● **Goal**: List each line in which the string "phantom" appears.

● **Entries supplied**:

______________________________

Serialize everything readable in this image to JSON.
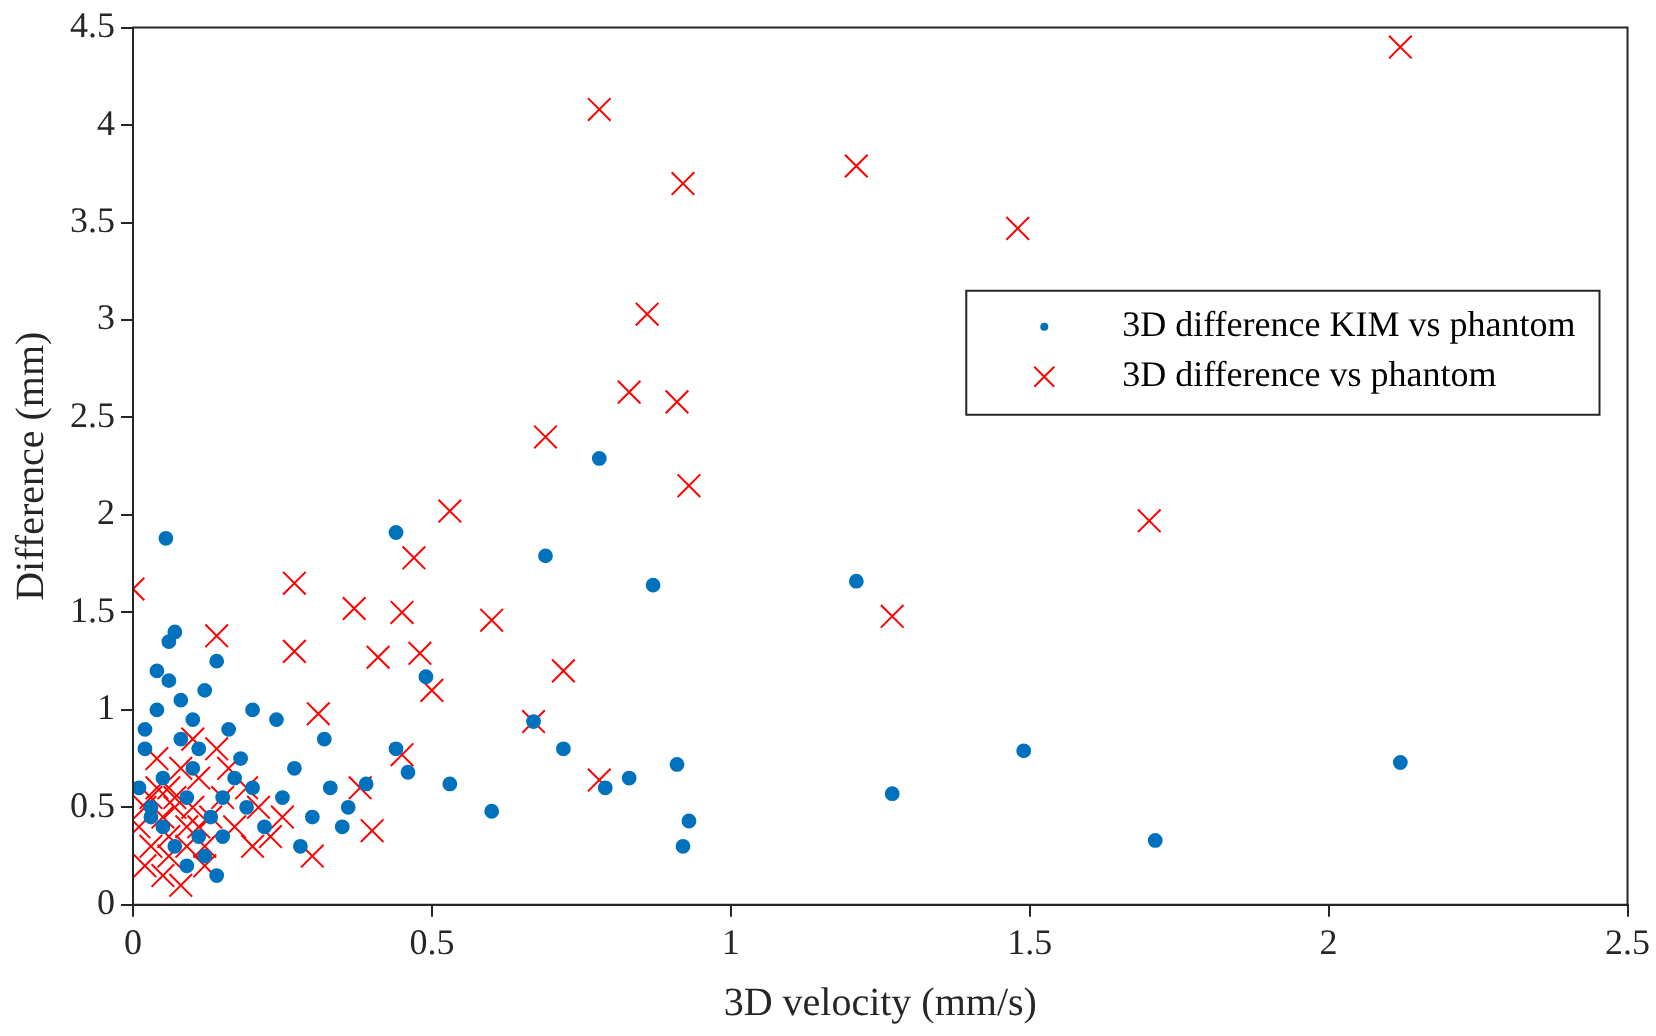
{
  "chart_data": {
    "type": "scatter",
    "xlabel": "3D velocity (mm/s)",
    "ylabel": "Difference (mm)",
    "xlim": [
      0,
      2.5
    ],
    "xticks": [
      0,
      0.5,
      1,
      1.5,
      2,
      2.5
    ],
    "ylim": [
      0,
      4.5
    ],
    "yticks": [
      0,
      0.5,
      1,
      1.5,
      2,
      2.5,
      3,
      3.5,
      4,
      4.5
    ],
    "grid": false,
    "legend": "right",
    "series": [
      {
        "name": "3D difference KIM vs phantom",
        "color": "#0072bd",
        "marker": "circle",
        "x": [
          0.055,
          0.44,
          0.78,
          0.69,
          0.87,
          1.21,
          0.67,
          0.72,
          0.79,
          0.83,
          0.91,
          0.93,
          0.92,
          1.27,
          1.49,
          1.71,
          2.12,
          0.6,
          0.53,
          0.49,
          0.44,
          0.46,
          0.39,
          0.02,
          0.04,
          0.06,
          0.08,
          0.1,
          0.12,
          0.14,
          0.16,
          0.18,
          0.2,
          0.03,
          0.05,
          0.07,
          0.09,
          0.11,
          0.13,
          0.15,
          0.17,
          0.19,
          0.22,
          0.25,
          0.28,
          0.3,
          0.33,
          0.36,
          0.01,
          0.02,
          0.04,
          0.06,
          0.08,
          0.1,
          0.12,
          0.14,
          0.05,
          0.09,
          0.03,
          0.07,
          0.11,
          0.24,
          0.27,
          0.32,
          0.35,
          0.2,
          0.15
        ],
        "values": [
          1.88,
          1.91,
          2.29,
          1.79,
          1.64,
          1.66,
          0.94,
          0.8,
          0.6,
          0.65,
          0.72,
          0.43,
          0.3,
          0.57,
          0.79,
          0.33,
          0.73,
          0.48,
          0.62,
          1.17,
          0.8,
          0.68,
          0.62,
          0.8,
          1.0,
          1.15,
          1.05,
          0.95,
          1.1,
          1.25,
          0.9,
          0.75,
          0.6,
          0.5,
          0.4,
          0.3,
          0.2,
          0.35,
          0.45,
          0.55,
          0.65,
          0.5,
          0.4,
          0.55,
          0.3,
          0.45,
          0.6,
          0.5,
          0.6,
          0.9,
          1.2,
          1.35,
          0.85,
          0.7,
          0.25,
          0.15,
          0.65,
          0.55,
          0.45,
          1.4,
          0.8,
          0.95,
          0.7,
          0.85,
          0.4,
          1.0,
          0.35
        ]
      },
      {
        "name": "3D difference vs phantom",
        "color": "#ff0000",
        "marker": "cross",
        "x": [
          0,
          0.78,
          0.92,
          1.21,
          1.48,
          2.12,
          0.86,
          0.83,
          0.91,
          0.93,
          0.69,
          0.53,
          0.6,
          0.72,
          1.27,
          1.7,
          0.78,
          0.67,
          0.47,
          0.45,
          0.37,
          0.41,
          0.48,
          0.27,
          0.14,
          0.5,
          0.31,
          0.27,
          0.45,
          0.38,
          0.3,
          0.4,
          0.01,
          0.02,
          0.03,
          0.04,
          0.05,
          0.06,
          0.07,
          0.08,
          0.09,
          0.1,
          0.11,
          0.12,
          0.13,
          0.15,
          0.17,
          0.19,
          0.21,
          0.23,
          0.25,
          0.02,
          0.04,
          0.06,
          0.08,
          0.1,
          0.12,
          0.14,
          0.05,
          0.07,
          0.09,
          0.03,
          0.16,
          0.2,
          0.11,
          0.06
        ],
        "values": [
          1.62,
          4.08,
          3.7,
          3.79,
          3.47,
          4.4,
          3.03,
          2.63,
          2.58,
          2.15,
          2.4,
          2.02,
          1.46,
          1.2,
          1.48,
          1.97,
          0.64,
          0.94,
          1.78,
          1.5,
          1.52,
          1.27,
          1.29,
          1.65,
          1.38,
          1.1,
          0.98,
          1.3,
          0.77,
          0.6,
          0.25,
          0.38,
          0.4,
          0.5,
          0.3,
          0.6,
          0.45,
          0.35,
          0.55,
          0.7,
          0.4,
          0.5,
          0.65,
          0.3,
          0.45,
          0.55,
          0.4,
          0.6,
          0.5,
          0.35,
          0.45,
          0.2,
          0.75,
          0.25,
          0.1,
          0.85,
          0.2,
          0.8,
          0.15,
          0.5,
          0.3,
          0.55,
          0.7,
          0.3,
          0.4,
          0.6
        ]
      }
    ]
  }
}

______________________________

● **Answer for this exercise**:
        "name": "3D difference KIM vs phantom",
        "name": "3D difference vs phantom",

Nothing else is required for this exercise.